# What you should do
Copy every record below exactly as written, but leave out the pictures.

───── Data provided

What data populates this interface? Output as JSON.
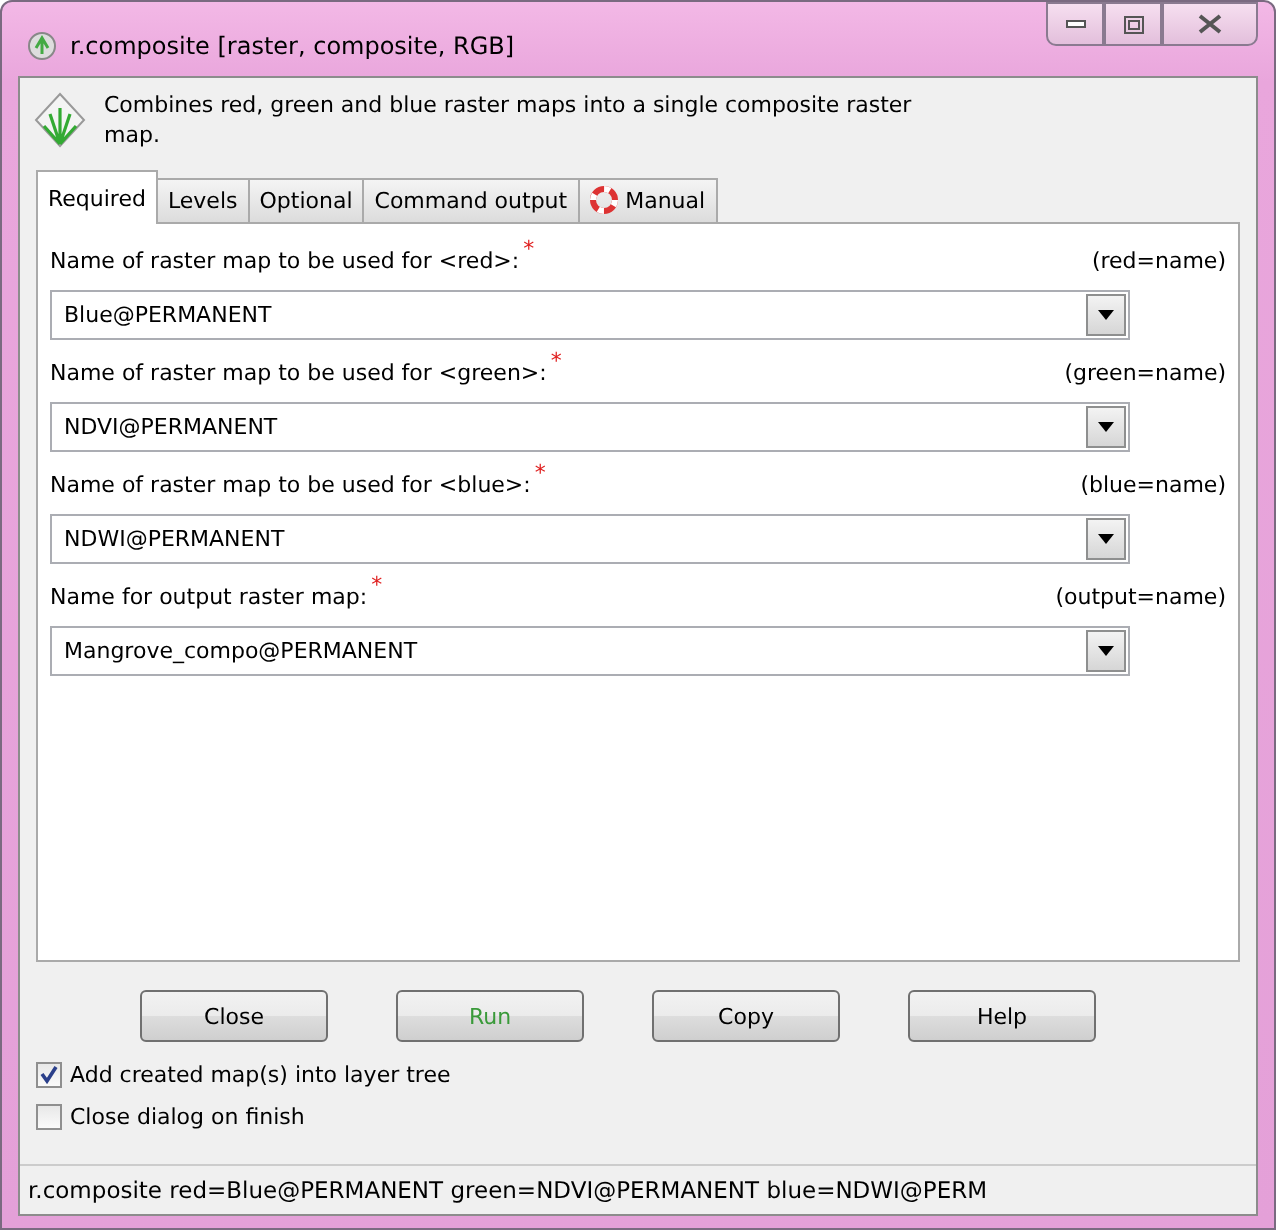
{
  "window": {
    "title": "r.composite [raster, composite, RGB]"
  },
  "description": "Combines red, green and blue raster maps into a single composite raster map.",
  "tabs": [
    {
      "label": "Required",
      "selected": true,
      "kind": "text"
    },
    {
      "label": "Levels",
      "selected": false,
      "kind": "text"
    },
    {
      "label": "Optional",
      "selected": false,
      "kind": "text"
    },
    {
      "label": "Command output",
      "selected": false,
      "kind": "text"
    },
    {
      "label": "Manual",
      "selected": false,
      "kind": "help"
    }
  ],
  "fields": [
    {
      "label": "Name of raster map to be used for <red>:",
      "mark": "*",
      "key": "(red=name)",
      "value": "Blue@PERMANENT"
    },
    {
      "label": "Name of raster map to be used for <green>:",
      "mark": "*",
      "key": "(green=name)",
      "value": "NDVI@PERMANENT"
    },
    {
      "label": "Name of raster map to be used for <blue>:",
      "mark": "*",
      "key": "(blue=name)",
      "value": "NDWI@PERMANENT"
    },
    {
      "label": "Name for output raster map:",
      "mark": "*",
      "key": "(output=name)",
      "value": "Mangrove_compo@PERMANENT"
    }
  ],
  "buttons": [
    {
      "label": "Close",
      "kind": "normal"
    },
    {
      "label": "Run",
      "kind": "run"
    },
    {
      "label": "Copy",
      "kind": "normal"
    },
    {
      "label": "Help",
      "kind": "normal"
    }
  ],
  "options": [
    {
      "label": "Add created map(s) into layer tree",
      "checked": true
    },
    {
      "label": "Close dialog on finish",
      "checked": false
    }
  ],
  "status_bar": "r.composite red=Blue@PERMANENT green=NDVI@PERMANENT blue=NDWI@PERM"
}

──────────

# Answer to this problem
What data populates this interface? Output as JSON.
{
  "window": {
    "title": "r.composite [raster, composite, RGB]"
  },
  "description": "Combines red, green and blue raster maps into a single composite raster map.",
  "tabs": [
    {
      "label": "Required",
      "selected": true,
      "kind": "text"
    },
    {
      "label": "Levels",
      "selected": false,
      "kind": "text"
    },
    {
      "label": "Optional",
      "selected": false,
      "kind": "text"
    },
    {
      "label": "Command output",
      "selected": false,
      "kind": "text"
    },
    {
      "label": "Manual",
      "selected": false,
      "kind": "help"
    }
  ],
  "fields": [
    {
      "label": "Name of raster map to be used for <red>:",
      "mark": "*",
      "key": "(red=name)",
      "value": "Blue@PERMANENT"
    },
    {
      "label": "Name of raster map to be used for <green>:",
      "mark": "*",
      "key": "(green=name)",
      "value": "NDVI@PERMANENT"
    },
    {
      "label": "Name of raster map to be used for <blue>:",
      "mark": "*",
      "key": "(blue=name)",
      "value": "NDWI@PERMANENT"
    },
    {
      "label": "Name for output raster map:",
      "mark": "*",
      "key": "(output=name)",
      "value": "Mangrove_compo@PERMANENT"
    }
  ],
  "buttons": [
    {
      "label": "Close",
      "kind": "normal"
    },
    {
      "label": "Run",
      "kind": "run"
    },
    {
      "label": "Copy",
      "kind": "normal"
    },
    {
      "label": "Help",
      "kind": "normal"
    }
  ],
  "options": [
    {
      "label": "Add created map(s) into layer tree",
      "checked": true
    },
    {
      "label": "Close dialog on finish",
      "checked": false
    }
  ],
  "status_bar": "r.composite red=Blue@PERMANENT green=NDVI@PERMANENT blue=NDWI@PERM"
}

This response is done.